- [TASK DIRECTIONS]: In the data, extract each line that holds the string "username".
* START *
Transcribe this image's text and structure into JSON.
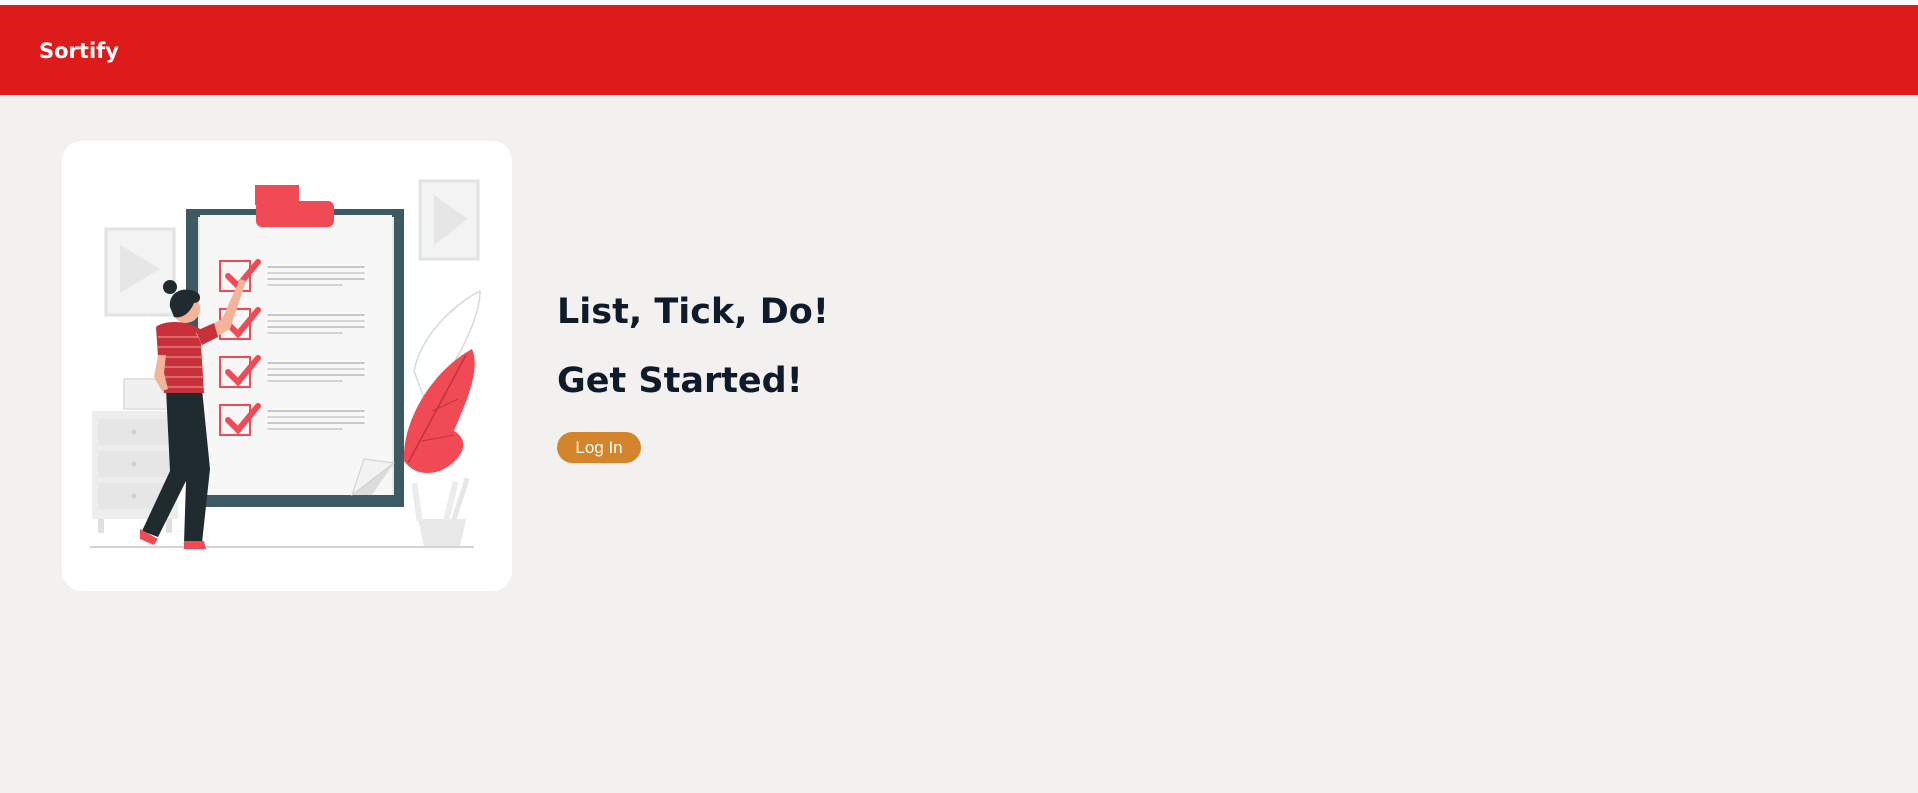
{
  "header": {
    "brand": "Sortify"
  },
  "hero": {
    "illustration_icon": "checklist-illustration",
    "headline": "List, Tick, Do!",
    "subline": "Get Started!",
    "login_label": "Log In"
  },
  "colors": {
    "navbar": "#dd1b1b",
    "page_background": "#f2f1ef",
    "button": "#d4842a",
    "heading_text": "#0f1b2a",
    "accent_red": "#f04b55"
  }
}
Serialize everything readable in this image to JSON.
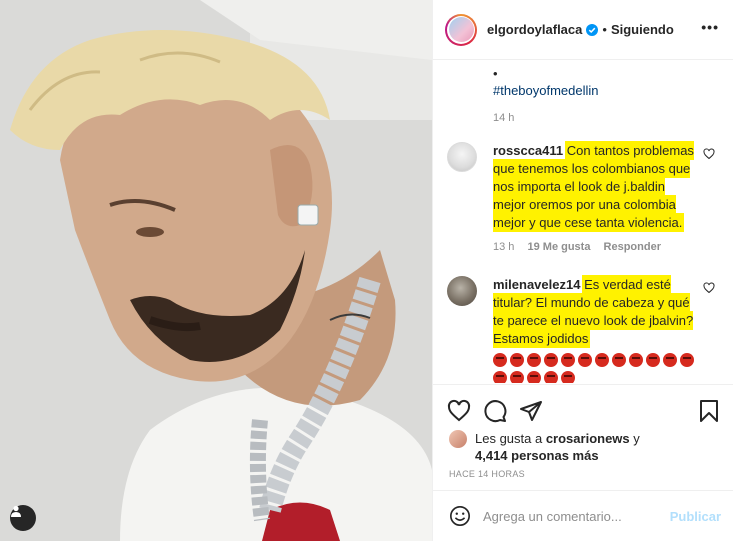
{
  "post": {
    "username": "elgordoylaflaca",
    "separator": "•",
    "follow_status": "Siguiendo",
    "more_label": "•••"
  },
  "caption": {
    "bullet": "•",
    "hashtag": "#theboyofmedellin",
    "time": "14 h"
  },
  "comments": [
    {
      "username": "rosscca411",
      "text": "Con tantos problemas que tenemos los colombianos que nos importa el look de j.baldin mejor oremos por una colombia mejor y que cese tanta violencia.",
      "time": "13 h",
      "likes": "19 Me gusta",
      "reply": "Responder"
    },
    {
      "username": "milenavelez14",
      "text": "Es verdad esté titular? El mundo de cabeza y qué te parece el nuevo look de jbalvin? Estamos jodidos",
      "emoji_count": 17
    }
  ],
  "likes": {
    "prefix": "Les gusta a ",
    "user": "crosarionews",
    "connector": " y",
    "count": "4,414 personas más"
  },
  "timestamp": "HACE 14 HORAS",
  "comment_box": {
    "placeholder": "Agrega un comentario...",
    "publish_label": "Publicar"
  },
  "icons": {
    "verified": "verified-badge-icon",
    "heart": "heart-icon",
    "comment": "comment-icon",
    "share": "paper-plane-icon",
    "save": "bookmark-icon",
    "emoji": "smiley-icon",
    "user_tag": "user-icon",
    "emoji_reaction": "angry-face-emoji"
  },
  "colors": {
    "highlight": "#fff200",
    "link": "#00376b",
    "verified": "#0095f6",
    "publish_disabled": "#b2dffc"
  }
}
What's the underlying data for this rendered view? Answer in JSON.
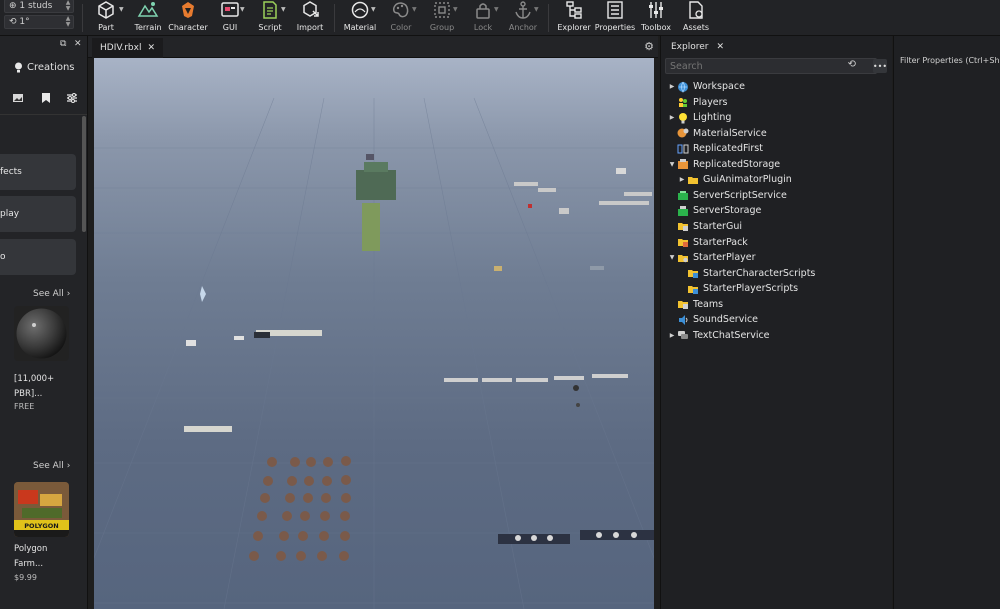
{
  "ribbon": {
    "grid_step": "1 studs",
    "rotate_step": "1°",
    "tools": [
      {
        "label": "Part",
        "icon": "part-icon"
      },
      {
        "label": "Terrain",
        "icon": "terrain-icon"
      },
      {
        "label": "Character",
        "icon": "character-icon"
      },
      {
        "label": "GUI",
        "icon": "gui-icon"
      },
      {
        "label": "Script",
        "icon": "script-icon"
      },
      {
        "label": "Import",
        "icon": "import-icon"
      },
      {
        "label": "Material",
        "icon": "material-icon"
      },
      {
        "label": "Color",
        "icon": "color-icon"
      },
      {
        "label": "Group",
        "icon": "group-icon"
      },
      {
        "label": "Lock",
        "icon": "lock-icon"
      },
      {
        "label": "Anchor",
        "icon": "anchor-icon"
      },
      {
        "label": "Explorer",
        "icon": "explorer-icon"
      },
      {
        "label": "Properties",
        "icon": "properties-icon"
      },
      {
        "label": "Toolbox",
        "icon": "toolbox-icon"
      },
      {
        "label": "Assets",
        "icon": "assets-icon"
      }
    ]
  },
  "left_panel": {
    "title": "Creations",
    "categories": [
      "fects",
      "play",
      "o"
    ],
    "see_all_1": "See All",
    "see_all_2": "See All",
    "asset1": {
      "name_line1": "[11,000+",
      "name_line2": "PBR]...",
      "price": "FREE"
    },
    "asset2": {
      "name_line1": "Polygon",
      "name_line2": "Farm...",
      "price": "$9.99",
      "banner": "POLYGON"
    }
  },
  "viewport": {
    "tab_label": "HDIV.rbxl",
    "colors": {
      "sky_top": "#a8b3c6",
      "floor": "#56657e"
    }
  },
  "explorer": {
    "tab_label": "Explorer",
    "search_placeholder": "Search",
    "items": [
      {
        "label": "Workspace",
        "icon": "workspace-icon",
        "expandable": true
      },
      {
        "label": "Players",
        "icon": "players-icon",
        "expandable": false
      },
      {
        "label": "Lighting",
        "icon": "lighting-icon",
        "expandable": true
      },
      {
        "label": "MaterialService",
        "icon": "material-service-icon",
        "expandable": false
      },
      {
        "label": "ReplicatedFirst",
        "icon": "replicated-first-icon",
        "expandable": false
      },
      {
        "label": "ReplicatedStorage",
        "icon": "replicated-storage-icon",
        "expandable": true,
        "expanded": true
      },
      {
        "label": "GuiAnimatorPlugin",
        "icon": "folder-icon",
        "expandable": true,
        "indent": 1
      },
      {
        "label": "ServerScriptService",
        "icon": "server-script-service-icon",
        "expandable": false
      },
      {
        "label": "ServerStorage",
        "icon": "server-storage-icon",
        "expandable": false
      },
      {
        "label": "StarterGui",
        "icon": "starter-gui-icon",
        "expandable": false
      },
      {
        "label": "StarterPack",
        "icon": "starter-pack-icon",
        "expandable": false
      },
      {
        "label": "StarterPlayer",
        "icon": "starter-player-icon",
        "expandable": true,
        "expanded": true
      },
      {
        "label": "StarterCharacterScripts",
        "icon": "starter-character-scripts-icon",
        "expandable": false,
        "indent": 1
      },
      {
        "label": "StarterPlayerScripts",
        "icon": "starter-player-scripts-icon",
        "expandable": false,
        "indent": 1
      },
      {
        "label": "Teams",
        "icon": "teams-icon",
        "expandable": false
      },
      {
        "label": "SoundService",
        "icon": "sound-service-icon",
        "expandable": false
      },
      {
        "label": "TextChatService",
        "icon": "text-chat-service-icon",
        "expandable": true
      }
    ]
  },
  "properties": {
    "filter_placeholder": "Filter Properties (Ctrl+Shi"
  }
}
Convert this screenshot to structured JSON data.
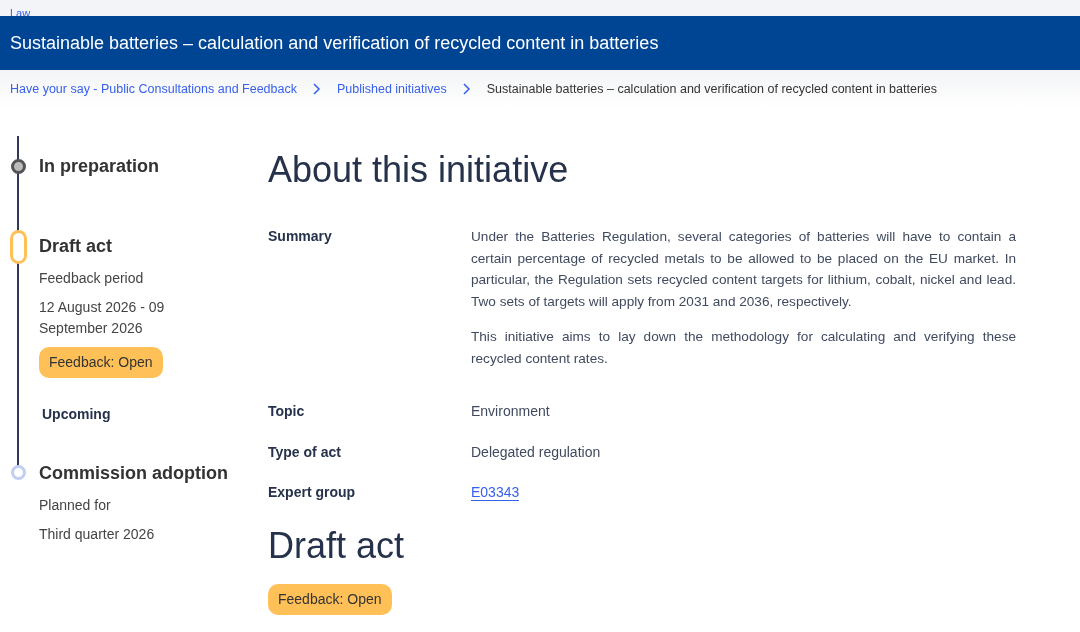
{
  "top_link": "Law",
  "page_title": "Sustainable batteries – calculation and verification of recycled content in batteries",
  "breadcrumb": [
    {
      "label": "Have your say - Public Consultations and Feedback",
      "link": true
    },
    {
      "label": "Published initiatives",
      "link": true
    },
    {
      "label": "Sustainable batteries – calculation and verification of recycled content in batteries",
      "link": false
    }
  ],
  "timeline": [
    {
      "kind": "done",
      "title": "In preparation"
    },
    {
      "kind": "current",
      "title": "Draft act",
      "lines": [
        "Feedback period",
        "12 August 2026 - 09 September 2026"
      ],
      "badge": "Feedback: Open"
    },
    {
      "kind": "heading",
      "title": "Upcoming"
    },
    {
      "kind": "upcoming",
      "title": "Commission adoption",
      "lines": [
        "Planned for",
        "Third quarter 2026"
      ]
    }
  ],
  "about": {
    "heading": "About this initiative",
    "fields": [
      {
        "label": "Summary",
        "paragraphs": [
          "Under the Batteries Regulation, several categories of batteries will have to contain a certain percentage of recycled metals to be allowed to be placed on the EU market. In particular, the Regulation sets recycled content targets for lithium, cobalt, nickel and lead. Two sets of targets will apply from 2031 and 2036, respectively.",
          "This initiative aims to lay down the methodology for calculating and verifying these recycled content rates."
        ]
      },
      {
        "label": "Topic",
        "value": "Environment"
      },
      {
        "label": "Type of act",
        "value": "Delegated regulation"
      },
      {
        "label": "Expert group",
        "link": "E03343"
      }
    ]
  },
  "draft_act": {
    "heading": "Draft act",
    "badge": "Feedback: Open"
  }
}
* END *
- [WORKED SOLUTION]:
    "username": "elgordoylaflaca",
      "username": "rosscca411",
      "username": "milenavelez14",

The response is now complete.